Entries from a dataset =>
-- BEGIN --

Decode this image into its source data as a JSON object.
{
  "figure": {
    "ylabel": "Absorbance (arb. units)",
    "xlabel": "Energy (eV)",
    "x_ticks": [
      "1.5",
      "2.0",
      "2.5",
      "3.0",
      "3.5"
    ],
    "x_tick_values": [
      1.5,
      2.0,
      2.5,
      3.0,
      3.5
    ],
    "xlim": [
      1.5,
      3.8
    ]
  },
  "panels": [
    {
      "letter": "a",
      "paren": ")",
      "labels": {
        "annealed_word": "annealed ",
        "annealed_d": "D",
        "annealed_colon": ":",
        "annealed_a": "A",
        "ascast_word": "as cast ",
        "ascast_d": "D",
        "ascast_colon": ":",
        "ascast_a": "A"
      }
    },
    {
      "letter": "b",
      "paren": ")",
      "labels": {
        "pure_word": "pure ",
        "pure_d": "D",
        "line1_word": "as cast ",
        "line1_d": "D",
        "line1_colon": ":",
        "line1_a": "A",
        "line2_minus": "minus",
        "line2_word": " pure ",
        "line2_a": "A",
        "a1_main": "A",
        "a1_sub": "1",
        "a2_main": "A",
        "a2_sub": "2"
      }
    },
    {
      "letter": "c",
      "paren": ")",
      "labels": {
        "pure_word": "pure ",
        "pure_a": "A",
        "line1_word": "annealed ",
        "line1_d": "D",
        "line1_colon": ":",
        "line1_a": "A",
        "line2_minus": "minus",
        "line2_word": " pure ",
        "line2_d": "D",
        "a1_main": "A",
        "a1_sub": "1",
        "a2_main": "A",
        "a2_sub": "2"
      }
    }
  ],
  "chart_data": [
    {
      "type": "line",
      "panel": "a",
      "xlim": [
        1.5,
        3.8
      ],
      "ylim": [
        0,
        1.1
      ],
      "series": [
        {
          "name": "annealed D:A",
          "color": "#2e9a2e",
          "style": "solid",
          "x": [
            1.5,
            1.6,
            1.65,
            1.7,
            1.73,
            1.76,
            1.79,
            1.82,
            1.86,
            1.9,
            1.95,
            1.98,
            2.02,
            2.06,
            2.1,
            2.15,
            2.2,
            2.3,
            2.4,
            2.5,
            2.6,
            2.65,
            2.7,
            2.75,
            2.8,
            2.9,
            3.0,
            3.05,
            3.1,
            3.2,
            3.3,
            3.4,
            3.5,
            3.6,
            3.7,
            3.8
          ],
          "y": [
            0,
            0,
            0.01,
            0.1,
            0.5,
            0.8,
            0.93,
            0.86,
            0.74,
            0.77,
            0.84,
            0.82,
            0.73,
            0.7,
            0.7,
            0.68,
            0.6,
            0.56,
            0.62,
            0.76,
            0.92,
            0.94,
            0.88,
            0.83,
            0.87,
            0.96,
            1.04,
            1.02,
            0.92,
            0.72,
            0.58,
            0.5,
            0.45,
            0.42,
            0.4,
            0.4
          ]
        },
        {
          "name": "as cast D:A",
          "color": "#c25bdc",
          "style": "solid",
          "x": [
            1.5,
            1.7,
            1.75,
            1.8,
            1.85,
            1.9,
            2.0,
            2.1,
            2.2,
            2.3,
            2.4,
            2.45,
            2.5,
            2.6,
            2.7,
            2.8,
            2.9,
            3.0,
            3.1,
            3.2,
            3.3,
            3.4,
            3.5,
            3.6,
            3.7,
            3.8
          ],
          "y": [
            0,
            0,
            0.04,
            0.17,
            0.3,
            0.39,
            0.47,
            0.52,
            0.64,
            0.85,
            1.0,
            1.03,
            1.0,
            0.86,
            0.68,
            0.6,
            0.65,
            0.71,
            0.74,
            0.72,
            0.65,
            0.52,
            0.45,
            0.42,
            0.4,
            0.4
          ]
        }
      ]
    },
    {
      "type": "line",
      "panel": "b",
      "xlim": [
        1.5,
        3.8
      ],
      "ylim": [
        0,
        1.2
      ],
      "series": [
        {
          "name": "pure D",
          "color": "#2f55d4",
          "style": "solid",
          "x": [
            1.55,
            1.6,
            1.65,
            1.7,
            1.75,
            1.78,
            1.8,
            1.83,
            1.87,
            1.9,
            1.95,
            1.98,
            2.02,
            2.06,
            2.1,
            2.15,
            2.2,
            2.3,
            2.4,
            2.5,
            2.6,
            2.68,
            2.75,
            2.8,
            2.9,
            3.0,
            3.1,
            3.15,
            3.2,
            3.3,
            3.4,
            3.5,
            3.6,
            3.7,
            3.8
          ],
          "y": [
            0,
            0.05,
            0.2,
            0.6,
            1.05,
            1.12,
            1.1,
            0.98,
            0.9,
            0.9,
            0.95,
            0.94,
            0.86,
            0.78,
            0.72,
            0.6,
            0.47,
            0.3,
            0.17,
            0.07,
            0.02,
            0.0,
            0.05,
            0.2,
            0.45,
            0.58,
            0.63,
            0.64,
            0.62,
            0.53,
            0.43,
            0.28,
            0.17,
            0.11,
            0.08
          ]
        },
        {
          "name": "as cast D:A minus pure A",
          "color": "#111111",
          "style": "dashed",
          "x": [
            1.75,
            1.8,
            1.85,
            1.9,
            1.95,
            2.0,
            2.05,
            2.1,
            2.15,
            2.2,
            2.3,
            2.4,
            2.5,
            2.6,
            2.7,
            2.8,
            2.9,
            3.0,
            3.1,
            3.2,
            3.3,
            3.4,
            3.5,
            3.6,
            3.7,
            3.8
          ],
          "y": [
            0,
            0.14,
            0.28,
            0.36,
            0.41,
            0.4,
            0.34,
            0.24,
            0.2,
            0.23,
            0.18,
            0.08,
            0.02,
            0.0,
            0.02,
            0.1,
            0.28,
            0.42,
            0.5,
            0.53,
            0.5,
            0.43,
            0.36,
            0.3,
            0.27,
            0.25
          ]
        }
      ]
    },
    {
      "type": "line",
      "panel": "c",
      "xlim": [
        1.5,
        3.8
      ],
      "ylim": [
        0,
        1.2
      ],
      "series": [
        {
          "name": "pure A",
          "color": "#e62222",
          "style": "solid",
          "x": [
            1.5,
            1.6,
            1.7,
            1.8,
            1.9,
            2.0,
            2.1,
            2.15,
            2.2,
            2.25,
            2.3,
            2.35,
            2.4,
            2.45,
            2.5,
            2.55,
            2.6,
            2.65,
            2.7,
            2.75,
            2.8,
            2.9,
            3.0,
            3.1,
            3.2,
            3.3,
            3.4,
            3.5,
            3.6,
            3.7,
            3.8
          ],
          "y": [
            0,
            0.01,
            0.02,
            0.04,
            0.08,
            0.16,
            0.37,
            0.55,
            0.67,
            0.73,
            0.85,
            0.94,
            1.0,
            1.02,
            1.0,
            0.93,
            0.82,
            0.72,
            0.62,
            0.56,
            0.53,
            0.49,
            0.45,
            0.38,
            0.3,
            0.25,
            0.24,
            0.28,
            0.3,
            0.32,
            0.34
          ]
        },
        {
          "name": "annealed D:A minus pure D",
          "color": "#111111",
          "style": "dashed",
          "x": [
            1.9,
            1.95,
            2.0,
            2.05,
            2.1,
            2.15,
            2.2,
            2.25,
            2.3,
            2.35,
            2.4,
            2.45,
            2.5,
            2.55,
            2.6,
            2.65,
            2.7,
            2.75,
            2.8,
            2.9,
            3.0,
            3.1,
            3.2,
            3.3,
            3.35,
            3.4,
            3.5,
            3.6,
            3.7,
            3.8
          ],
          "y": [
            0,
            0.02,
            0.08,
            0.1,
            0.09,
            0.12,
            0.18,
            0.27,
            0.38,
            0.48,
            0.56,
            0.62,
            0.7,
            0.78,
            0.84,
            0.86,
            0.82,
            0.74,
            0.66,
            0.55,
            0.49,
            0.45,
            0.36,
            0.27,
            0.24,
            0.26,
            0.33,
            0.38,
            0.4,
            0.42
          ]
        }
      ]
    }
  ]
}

-- END --

Repeat every record exactly as written, please.

Full solution =>
Decode this image into its source data as a JSON object.
{
  "figure": {
    "ylabel": "Absorbance (arb. units)",
    "xlabel": "Energy (eV)",
    "x_ticks": [
      "1.5",
      "2.0",
      "2.5",
      "3.0",
      "3.5"
    ],
    "x_tick_values": [
      1.5,
      2.0,
      2.5,
      3.0,
      3.5
    ],
    "xlim": [
      1.5,
      3.8
    ]
  },
  "panels": [
    {
      "letter": "a",
      "paren": ")",
      "labels": {
        "annealed_word": "annealed ",
        "annealed_d": "D",
        "annealed_colon": ":",
        "annealed_a": "A",
        "ascast_word": "as cast ",
        "ascast_d": "D",
        "ascast_colon": ":",
        "ascast_a": "A"
      }
    },
    {
      "letter": "b",
      "paren": ")",
      "labels": {
        "pure_word": "pure ",
        "pure_d": "D",
        "line1_word": "as cast ",
        "line1_d": "D",
        "line1_colon": ":",
        "line1_a": "A",
        "line2_minus": "minus",
        "line2_word": " pure ",
        "line2_a": "A",
        "a1_main": "A",
        "a1_sub": "1",
        "a2_main": "A",
        "a2_sub": "2"
      }
    },
    {
      "letter": "c",
      "paren": ")",
      "labels": {
        "pure_word": "pure ",
        "pure_a": "A",
        "line1_word": "annealed ",
        "line1_d": "D",
        "line1_colon": ":",
        "line1_a": "A",
        "line2_minus": "minus",
        "line2_word": " pure ",
        "line2_d": "D",
        "a1_main": "A",
        "a1_sub": "1",
        "a2_main": "A",
        "a2_sub": "2"
      }
    }
  ],
  "chart_data": [
    {
      "type": "line",
      "panel": "a",
      "xlim": [
        1.5,
        3.8
      ],
      "ylim": [
        0,
        1.1
      ],
      "series": [
        {
          "name": "annealed D:A",
          "color": "#2e9a2e",
          "style": "solid",
          "x": [
            1.5,
            1.6,
            1.65,
            1.7,
            1.73,
            1.76,
            1.79,
            1.82,
            1.86,
            1.9,
            1.95,
            1.98,
            2.02,
            2.06,
            2.1,
            2.15,
            2.2,
            2.3,
            2.4,
            2.5,
            2.6,
            2.65,
            2.7,
            2.75,
            2.8,
            2.9,
            3.0,
            3.05,
            3.1,
            3.2,
            3.3,
            3.4,
            3.5,
            3.6,
            3.7,
            3.8
          ],
          "y": [
            0,
            0,
            0.01,
            0.1,
            0.5,
            0.8,
            0.93,
            0.86,
            0.74,
            0.77,
            0.84,
            0.82,
            0.73,
            0.7,
            0.7,
            0.68,
            0.6,
            0.56,
            0.62,
            0.76,
            0.92,
            0.94,
            0.88,
            0.83,
            0.87,
            0.96,
            1.04,
            1.02,
            0.92,
            0.72,
            0.58,
            0.5,
            0.45,
            0.42,
            0.4,
            0.4
          ]
        },
        {
          "name": "as cast D:A",
          "color": "#c25bdc",
          "style": "solid",
          "x": [
            1.5,
            1.7,
            1.75,
            1.8,
            1.85,
            1.9,
            2.0,
            2.1,
            2.2,
            2.3,
            2.4,
            2.45,
            2.5,
            2.6,
            2.7,
            2.8,
            2.9,
            3.0,
            3.1,
            3.2,
            3.3,
            3.4,
            3.5,
            3.6,
            3.7,
            3.8
          ],
          "y": [
            0,
            0,
            0.04,
            0.17,
            0.3,
            0.39,
            0.47,
            0.52,
            0.64,
            0.85,
            1.0,
            1.03,
            1.0,
            0.86,
            0.68,
            0.6,
            0.65,
            0.71,
            0.74,
            0.72,
            0.65,
            0.52,
            0.45,
            0.42,
            0.4,
            0.4
          ]
        }
      ]
    },
    {
      "type": "line",
      "panel": "b",
      "xlim": [
        1.5,
        3.8
      ],
      "ylim": [
        0,
        1.2
      ],
      "series": [
        {
          "name": "pure D",
          "color": "#2f55d4",
          "style": "solid",
          "x": [
            1.55,
            1.6,
            1.65,
            1.7,
            1.75,
            1.78,
            1.8,
            1.83,
            1.87,
            1.9,
            1.95,
            1.98,
            2.02,
            2.06,
            2.1,
            2.15,
            2.2,
            2.3,
            2.4,
            2.5,
            2.6,
            2.68,
            2.75,
            2.8,
            2.9,
            3.0,
            3.1,
            3.15,
            3.2,
            3.3,
            3.4,
            3.5,
            3.6,
            3.7,
            3.8
          ],
          "y": [
            0,
            0.05,
            0.2,
            0.6,
            1.05,
            1.12,
            1.1,
            0.98,
            0.9,
            0.9,
            0.95,
            0.94,
            0.86,
            0.78,
            0.72,
            0.6,
            0.47,
            0.3,
            0.17,
            0.07,
            0.02,
            0.0,
            0.05,
            0.2,
            0.45,
            0.58,
            0.63,
            0.64,
            0.62,
            0.53,
            0.43,
            0.28,
            0.17,
            0.11,
            0.08
          ]
        },
        {
          "name": "as cast D:A minus pure A",
          "color": "#111111",
          "style": "dashed",
          "x": [
            1.75,
            1.8,
            1.85,
            1.9,
            1.95,
            2.0,
            2.05,
            2.1,
            2.15,
            2.2,
            2.3,
            2.4,
            2.5,
            2.6,
            2.7,
            2.8,
            2.9,
            3.0,
            3.1,
            3.2,
            3.3,
            3.4,
            3.5,
            3.6,
            3.7,
            3.8
          ],
          "y": [
            0,
            0.14,
            0.28,
            0.36,
            0.41,
            0.4,
            0.34,
            0.24,
            0.2,
            0.23,
            0.18,
            0.08,
            0.02,
            0.0,
            0.02,
            0.1,
            0.28,
            0.42,
            0.5,
            0.53,
            0.5,
            0.43,
            0.36,
            0.3,
            0.27,
            0.25
          ]
        }
      ]
    },
    {
      "type": "line",
      "panel": "c",
      "xlim": [
        1.5,
        3.8
      ],
      "ylim": [
        0,
        1.2
      ],
      "series": [
        {
          "name": "pure A",
          "color": "#e62222",
          "style": "solid",
          "x": [
            1.5,
            1.6,
            1.7,
            1.8,
            1.9,
            2.0,
            2.1,
            2.15,
            2.2,
            2.25,
            2.3,
            2.35,
            2.4,
            2.45,
            2.5,
            2.55,
            2.6,
            2.65,
            2.7,
            2.75,
            2.8,
            2.9,
            3.0,
            3.1,
            3.2,
            3.3,
            3.4,
            3.5,
            3.6,
            3.7,
            3.8
          ],
          "y": [
            0,
            0.01,
            0.02,
            0.04,
            0.08,
            0.16,
            0.37,
            0.55,
            0.67,
            0.73,
            0.85,
            0.94,
            1.0,
            1.02,
            1.0,
            0.93,
            0.82,
            0.72,
            0.62,
            0.56,
            0.53,
            0.49,
            0.45,
            0.38,
            0.3,
            0.25,
            0.24,
            0.28,
            0.3,
            0.32,
            0.34
          ]
        },
        {
          "name": "annealed D:A minus pure D",
          "color": "#111111",
          "style": "dashed",
          "x": [
            1.9,
            1.95,
            2.0,
            2.05,
            2.1,
            2.15,
            2.2,
            2.25,
            2.3,
            2.35,
            2.4,
            2.45,
            2.5,
            2.55,
            2.6,
            2.65,
            2.7,
            2.75,
            2.8,
            2.9,
            3.0,
            3.1,
            3.2,
            3.3,
            3.35,
            3.4,
            3.5,
            3.6,
            3.7,
            3.8
          ],
          "y": [
            0,
            0.02,
            0.08,
            0.1,
            0.09,
            0.12,
            0.18,
            0.27,
            0.38,
            0.48,
            0.56,
            0.62,
            0.7,
            0.78,
            0.84,
            0.86,
            0.82,
            0.74,
            0.66,
            0.55,
            0.49,
            0.45,
            0.36,
            0.27,
            0.24,
            0.26,
            0.33,
            0.38,
            0.4,
            0.42
          ]
        }
      ]
    }
  ]
}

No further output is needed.